**What the exercise asks**. Repeat everything from the first row below down through the row containing "y-tick-label: 3.700 xyxy=(25,291,63,308)", including both, without any changes.

------ Available data ------

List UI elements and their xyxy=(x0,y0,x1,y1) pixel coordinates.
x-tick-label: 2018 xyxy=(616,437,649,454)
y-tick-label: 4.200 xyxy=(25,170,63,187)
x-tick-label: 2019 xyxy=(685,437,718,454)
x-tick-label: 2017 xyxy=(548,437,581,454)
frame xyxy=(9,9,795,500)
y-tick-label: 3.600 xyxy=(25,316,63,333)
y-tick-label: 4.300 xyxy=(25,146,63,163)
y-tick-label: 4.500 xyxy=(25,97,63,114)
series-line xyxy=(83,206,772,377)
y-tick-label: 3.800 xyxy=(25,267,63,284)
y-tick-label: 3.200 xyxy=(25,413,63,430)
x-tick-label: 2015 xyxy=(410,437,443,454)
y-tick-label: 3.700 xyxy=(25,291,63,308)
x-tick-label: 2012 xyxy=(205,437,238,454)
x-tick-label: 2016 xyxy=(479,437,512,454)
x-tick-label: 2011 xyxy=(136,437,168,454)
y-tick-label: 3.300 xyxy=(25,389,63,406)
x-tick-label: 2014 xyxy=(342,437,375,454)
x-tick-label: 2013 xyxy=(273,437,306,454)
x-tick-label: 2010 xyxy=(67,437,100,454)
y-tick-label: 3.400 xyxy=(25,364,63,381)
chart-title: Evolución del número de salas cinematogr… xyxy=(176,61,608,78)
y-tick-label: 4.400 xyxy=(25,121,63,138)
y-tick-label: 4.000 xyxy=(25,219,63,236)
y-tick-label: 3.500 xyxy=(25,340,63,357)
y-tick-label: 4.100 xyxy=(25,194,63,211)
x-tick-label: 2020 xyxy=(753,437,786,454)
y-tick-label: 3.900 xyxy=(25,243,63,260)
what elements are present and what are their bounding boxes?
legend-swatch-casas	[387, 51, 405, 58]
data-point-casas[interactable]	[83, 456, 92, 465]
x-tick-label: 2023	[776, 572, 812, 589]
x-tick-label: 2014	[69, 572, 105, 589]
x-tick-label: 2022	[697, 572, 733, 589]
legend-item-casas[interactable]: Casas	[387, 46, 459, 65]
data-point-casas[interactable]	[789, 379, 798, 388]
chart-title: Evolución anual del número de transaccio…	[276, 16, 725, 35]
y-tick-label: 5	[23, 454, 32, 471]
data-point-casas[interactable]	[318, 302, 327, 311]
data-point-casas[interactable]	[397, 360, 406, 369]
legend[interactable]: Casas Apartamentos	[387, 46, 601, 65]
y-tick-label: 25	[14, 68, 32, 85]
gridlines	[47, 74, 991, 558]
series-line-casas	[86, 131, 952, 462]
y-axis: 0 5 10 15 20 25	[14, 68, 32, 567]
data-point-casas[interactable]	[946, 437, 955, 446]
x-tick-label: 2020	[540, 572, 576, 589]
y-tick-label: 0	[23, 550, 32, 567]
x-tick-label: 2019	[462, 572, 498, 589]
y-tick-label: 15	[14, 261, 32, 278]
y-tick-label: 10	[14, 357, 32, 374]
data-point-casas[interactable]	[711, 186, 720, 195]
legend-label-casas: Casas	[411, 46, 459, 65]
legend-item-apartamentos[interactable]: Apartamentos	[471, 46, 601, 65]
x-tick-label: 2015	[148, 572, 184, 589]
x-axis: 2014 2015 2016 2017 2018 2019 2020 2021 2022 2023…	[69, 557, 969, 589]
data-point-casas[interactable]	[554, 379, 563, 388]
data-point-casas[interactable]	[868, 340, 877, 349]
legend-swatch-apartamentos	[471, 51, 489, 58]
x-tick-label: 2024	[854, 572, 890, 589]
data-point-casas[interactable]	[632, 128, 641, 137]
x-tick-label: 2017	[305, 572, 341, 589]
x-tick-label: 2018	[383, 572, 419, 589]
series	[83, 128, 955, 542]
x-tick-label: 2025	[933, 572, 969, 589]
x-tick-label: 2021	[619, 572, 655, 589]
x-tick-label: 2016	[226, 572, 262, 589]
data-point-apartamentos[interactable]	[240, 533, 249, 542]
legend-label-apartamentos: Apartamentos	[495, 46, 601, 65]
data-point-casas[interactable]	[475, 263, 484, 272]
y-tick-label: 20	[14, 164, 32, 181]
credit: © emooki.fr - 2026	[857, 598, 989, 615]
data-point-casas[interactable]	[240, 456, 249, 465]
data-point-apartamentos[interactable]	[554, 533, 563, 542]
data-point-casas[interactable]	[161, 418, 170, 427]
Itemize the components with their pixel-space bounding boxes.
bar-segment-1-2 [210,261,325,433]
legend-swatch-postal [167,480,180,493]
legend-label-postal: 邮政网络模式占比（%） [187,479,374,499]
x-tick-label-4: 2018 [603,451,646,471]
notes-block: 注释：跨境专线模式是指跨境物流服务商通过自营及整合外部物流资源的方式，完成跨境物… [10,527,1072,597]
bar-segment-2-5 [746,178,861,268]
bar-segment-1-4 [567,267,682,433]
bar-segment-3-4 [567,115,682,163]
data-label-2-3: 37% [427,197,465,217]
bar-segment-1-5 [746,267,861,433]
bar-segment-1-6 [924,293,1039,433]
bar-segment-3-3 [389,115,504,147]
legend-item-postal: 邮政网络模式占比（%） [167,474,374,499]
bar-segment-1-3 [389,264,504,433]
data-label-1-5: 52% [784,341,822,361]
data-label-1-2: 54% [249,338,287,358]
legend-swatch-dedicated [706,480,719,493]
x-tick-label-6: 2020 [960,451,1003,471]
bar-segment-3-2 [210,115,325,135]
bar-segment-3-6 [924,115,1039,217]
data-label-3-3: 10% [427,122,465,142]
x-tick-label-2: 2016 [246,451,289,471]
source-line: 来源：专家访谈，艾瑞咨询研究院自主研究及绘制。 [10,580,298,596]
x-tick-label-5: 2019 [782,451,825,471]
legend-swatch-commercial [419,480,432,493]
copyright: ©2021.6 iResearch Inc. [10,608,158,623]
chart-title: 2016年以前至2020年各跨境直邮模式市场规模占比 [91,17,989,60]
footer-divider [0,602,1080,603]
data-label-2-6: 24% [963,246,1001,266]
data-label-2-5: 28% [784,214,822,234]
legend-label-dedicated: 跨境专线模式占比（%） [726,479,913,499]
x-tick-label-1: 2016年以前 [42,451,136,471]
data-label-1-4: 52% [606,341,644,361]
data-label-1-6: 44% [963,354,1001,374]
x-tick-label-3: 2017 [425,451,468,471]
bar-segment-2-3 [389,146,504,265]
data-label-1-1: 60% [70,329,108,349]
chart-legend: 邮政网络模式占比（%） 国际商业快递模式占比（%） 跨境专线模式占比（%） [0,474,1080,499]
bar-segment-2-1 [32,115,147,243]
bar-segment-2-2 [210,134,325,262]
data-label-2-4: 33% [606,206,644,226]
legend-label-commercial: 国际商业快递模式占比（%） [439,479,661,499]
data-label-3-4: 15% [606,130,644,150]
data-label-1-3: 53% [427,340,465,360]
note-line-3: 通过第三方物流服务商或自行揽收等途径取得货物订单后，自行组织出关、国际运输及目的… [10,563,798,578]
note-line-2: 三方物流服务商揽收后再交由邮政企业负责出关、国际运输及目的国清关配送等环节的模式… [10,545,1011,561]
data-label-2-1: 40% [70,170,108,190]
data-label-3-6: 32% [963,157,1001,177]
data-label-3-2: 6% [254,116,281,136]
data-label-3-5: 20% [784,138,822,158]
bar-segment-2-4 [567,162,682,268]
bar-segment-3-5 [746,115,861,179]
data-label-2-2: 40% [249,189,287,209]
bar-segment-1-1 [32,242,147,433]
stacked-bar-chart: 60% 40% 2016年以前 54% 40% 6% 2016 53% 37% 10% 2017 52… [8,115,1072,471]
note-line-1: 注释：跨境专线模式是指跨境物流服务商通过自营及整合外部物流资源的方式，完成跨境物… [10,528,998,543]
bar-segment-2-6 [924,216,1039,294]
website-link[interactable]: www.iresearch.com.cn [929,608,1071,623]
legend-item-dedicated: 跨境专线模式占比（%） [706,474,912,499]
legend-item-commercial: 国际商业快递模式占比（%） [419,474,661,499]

------

**Problem solution**.
List UI elements and their xyxy=(x0,y0,x1,y1) pixel coordinates.
x-tick-label: 2018 xyxy=(616,437,649,454)
y-tick-label: 4.200 xyxy=(25,170,63,187)
x-tick-label: 2019 xyxy=(685,437,718,454)
x-tick-label: 2017 xyxy=(548,437,581,454)
frame xyxy=(9,9,795,500)
y-tick-label: 3.600 xyxy=(25,316,63,333)
y-tick-label: 4.300 xyxy=(25,146,63,163)
y-tick-label: 4.500 xyxy=(25,97,63,114)
series-line xyxy=(83,206,772,377)
y-tick-label: 3.800 xyxy=(25,267,63,284)
y-tick-label: 3.200 xyxy=(25,413,63,430)
x-tick-label: 2015 xyxy=(410,437,443,454)
y-tick-label: 3.700 xyxy=(25,291,63,308)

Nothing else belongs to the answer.